* [TASK INPUTS]
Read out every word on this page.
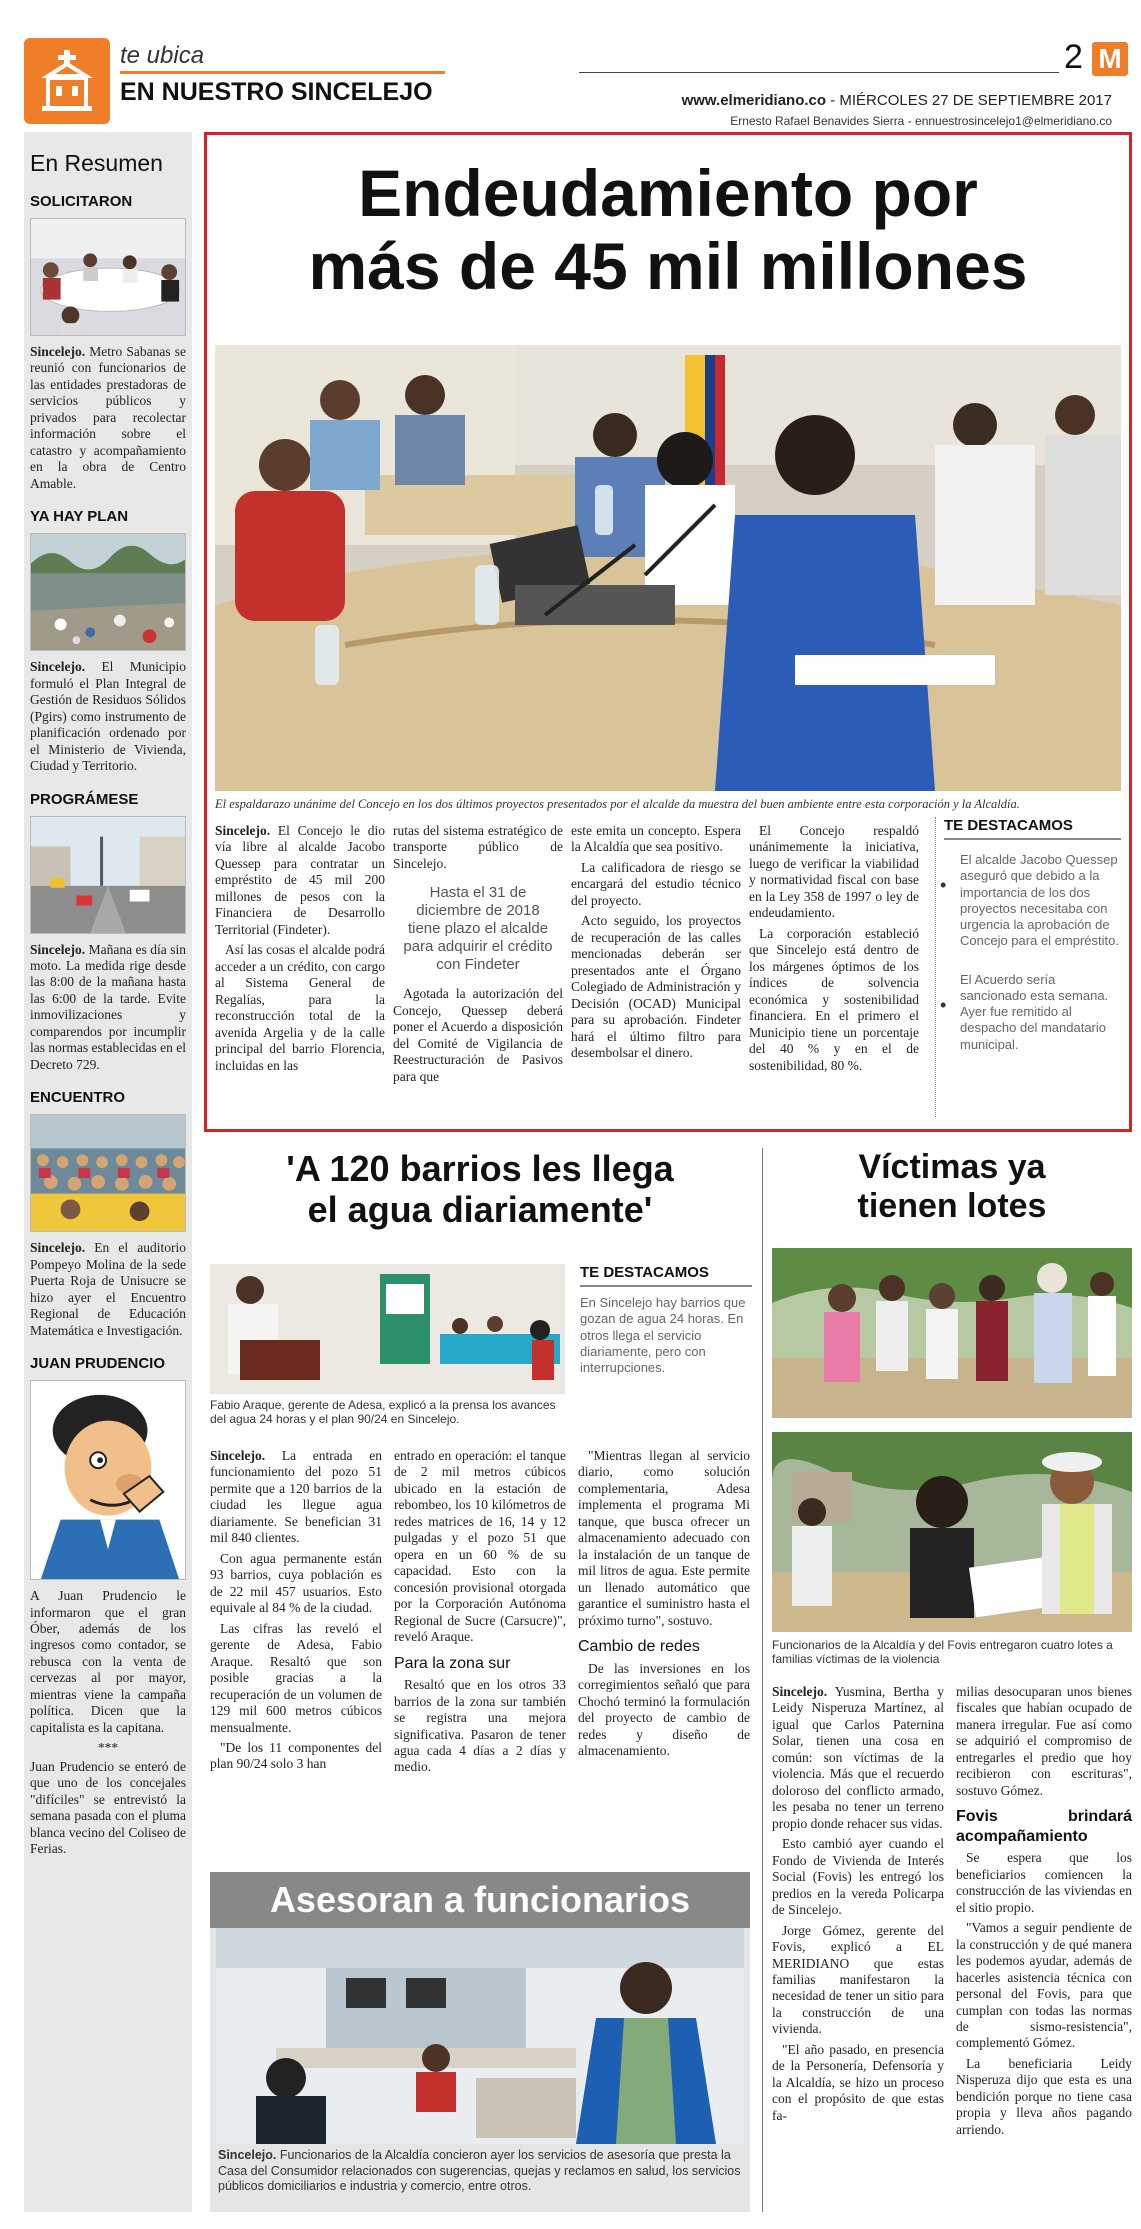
te ubica
EN NUESTRO SINCELEJO
2 M
www.elmeridiano.co - MIÉRCOLES 27 DE SEPTIEMBRE 2017
Ernesto Rafael Benavides Sierra - ennuestrosincelejo1@elmeridiano.co
En Resumen
SOLICITARON
Sincelejo. Metro Sabanas se reunió con funcionarios de las entidades prestadoras de servicios públicos y privados para recolectar información sobre el catastro y acompañamiento en la obra de Centro Amable.
YA HAY PLAN
Sincelejo. El Municipio formuló el Plan Integral de Gestión de Residuos Sólidos (Pgirs) como instrumento de planificación ordenado por el Ministerio de Vivienda, Ciudad y Territorio.
PROGRÁMESE
Sincelejo. Mañana es día sin moto. La medida rige desde las 8:00 de la mañana hasta las 6:00 de la tarde. Evite inmovilizaciones y comparendos por incumplir las normas establecidas en el Decreto 729.
ENCUENTRO
Sincelejo. En el auditorio Pompeyo Molina de la sede Puerta Roja de Unisucre se hizo ayer el Encuentro Regional de Educación Matemática e Investigación.
JUAN PRUDENCIO
A Juan Prudencio le informaron que el gran Óber, además de los ingresos como contador, se rebusca con la venta de cervezas al por mayor, mientras viene la campaña política. Dicen que la capitalista es la capitana.
***
Juan Prudencio se enteró de que uno de los concejales "difíciles" se entrevistó la semana pasada con el pluma blanca vecino del Coliseo de Ferias.
Endeudamiento por
más de 45 mil millones
El espaldarazo unánime del Concejo en los dos últimos proyectos presentados por el alcalde da muestra del buen ambiente entre esta corporación y la Alcaldía.

Sincelejo. El Concejo le dio vía libre al alcalde Jacobo Quessep para contratar un empréstito de 45 mil 200 millones de pesos con la Financiera de Desarrollo Territorial (Findeter).

Así las cosas el alcalde podrá acceder a un crédito, con cargo al Sistema General de Regalías, para la reconstrucción total de la avenida Argelia y de la calle principal del barrio Florencia, incluidas en las

rutas del sistema estratégico de transporte público de Sincelejo.

Hasta el 31 de diciembre de 2018 tiene plazo el alcalde para adquirir el crédito con Findeter

Agotada la autorización del Concejo, Quessep deberá poner el Acuerdo a disposición del Comité de Vigilancia de Reestructuración de Pasivos para que

este emita un concepto. Espera la Alcaldía que sea positivo.

La calificadora de riesgo se encargará del estudio técnico del proyecto.

Acto seguido, los proyectos de recuperación de las calles mencionadas deberán ser presentados ante el Órgano Colegiado de Administración y Decisión (OCAD) Municipal para su aprobación. Findeter hará el último filtro para desembolsar el dinero.

El Concejo respaldó unánimemente la iniciativa, luego de verificar la viabilidad y normatividad fiscal con base en la Ley 358 de 1997 o ley de endeudamiento.

La corporación estableció que Sincelejo está dentro de los márgenes óptimos de los índices de solvencia económica y sostenibilidad financiera. En el primero el Municipio tiene un porcentaje del 40 % y en el de sostenibilidad, 80 %.

TE DESTACAMOS
• El alcalde Jacobo Quessep aseguró que debido a la importancia de los dos proyectos necesitaba con urgencia la aprobación de Concejo para el empréstito.
• El Acuerdo sería sancionado esta semana. Ayer fue remitido al despacho del mandatario municipal.
'A 120 barrios les llega
el agua diariamente'
Fabio Araque, gerente de Adesa, explicó a la prensa los avances del agua 24 horas y el plan 90/24 en Sincelejo.
TE DESTACAMOS
En Sincelejo hay barrios que gozan de agua 24 horas. En otros llega el servicio diariamente, pero con interrupciones.

Sincelejo. La entrada en funcionamiento del pozo 51 permite que a 120 barrios de la ciudad les llegue agua diariamente. Se benefician 31 mil 840 clientes.

Con agua permanente están 93 barrios, cuya población es de 22 mil 457 usuarios. Esto equivale al 84 % de la ciudad.

Las cifras las reveló el gerente de Adesa, Fabio Araque. Resaltó que son posible gracias a la recuperación de un volumen de 129 mil 600 metros cúbicos mensualmente.

"De los 11 componentes del plan 90/24 solo 3 han

entrado en operación: el tanque de 2 mil metros cúbicos ubicado en la estación de rebombeo, los 10 kilómetros de redes matrices de 16, 14 y 12 pulgadas y el pozo 51 que opera en un 60 % de su capacidad. Esto con la concesión provisional otorgada por la Corporación Autónoma Regional de Sucre (Carsucre)", reveló Araque.

Para la zona sur

Resaltó que en los otros 33 barrios de la zona sur también se registra una mejora significativa. Pasaron de tener agua cada 4 días a 2 días y medio.

"Mientras llegan al servicio diario, como solución complementaria, Adesa implementa el programa Mi tanque, que busca ofrecer un almacenamiento adecuado con la instalación de un tanque de mil litros de agua. Este permite un llenado automático que garantice el suministro hasta el próximo turno", sostuvo.

Cambio de redes

De las inversiones en los corregimientos señaló que para Chochó terminó la formulación del proyecto de cambio de redes y diseño de almacenamiento.

Asesoran a funcionarios
Sincelejo. Funcionarios de la Alcaldía concieron ayer los servicios de asesoría que presta la Casa del Consumidor relacionados con sugerencias, quejas y reclamos en salud, los servicios públicos domiciliarios e industria y comercio, entre otros.
Víctimas ya
tienen lotes
Funcionarios de la Alcaldía y del Fovis entregaron cuatro lotes a familias víctimas de la violencia

Sincelejo. Yusmina, Bertha y Leidy Nisperuza Martínez, al igual que Carlos Paternina Solar, tienen una cosa en común: son víctimas de la violencia. Más que el recuerdo doloroso del conflicto armado, les pesaba no tener un terreno propio donde rehacer sus vidas.

Esto cambió ayer cuando el Fondo de Vivienda de Interés Social (Fovis) les entregó los predios en la vereda Policarpa de Sincelejo.

Jorge Gómez, gerente del Fovis, explicó a EL MERIDIANO que estas familias manifestaron la necesidad de tener un sitio para la construcción de una vivienda.

"El año pasado, en presencia de la Personería, Defensoría y la Alcaldía, se hizo un proceso con el propósito de que estas fa-

milias desocuparan unos bienes fiscales que habían ocupado de manera irregular. Fue así como se adquirió el compromiso de entregarles el predio que hoy recibieron con escrituras", sostuvo Gómez.

Fovis brindará acompañamiento

Se espera que los beneficiarios comiencen la construcción de las viviendas en el sitio propio.

"Vamos a seguir pendiente de la construcción y de qué manera les podemos ayudar, además de hacerles asistencia técnica con personal del Fovis, para que cumplan con todas las normas de sismo-resistencia", complementó Gómez.

La beneficiaria Leidy Nisperuza dijo que esta es una bendición porque no tiene casa propia y lleva años pagando arriendo.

* [ACTIVITY] Select, from the listing, all lines that include the word "tener".

* [TASK SOLUTION]
Resaltó que en los otros 33 barrios de la zona sur también se registra una mejora significativa. Pasaron de tener agua cada 4 días a 2 días y medio.
Sincelejo. Yusmina, Bertha y Leidy Nisperuza Martínez, al igual que Carlos Paternina Solar, tienen una cosa en común: son víctimas de la violencia. Más que el recuerdo doloroso del conflicto armado, les pesaba no tener un terreno propio donde rehacer sus vidas.
Jorge Gómez, gerente del Fovis, explicó a EL MERIDIANO que estas familias manifestaron la necesidad de tener un sitio para la construcción de una vivienda.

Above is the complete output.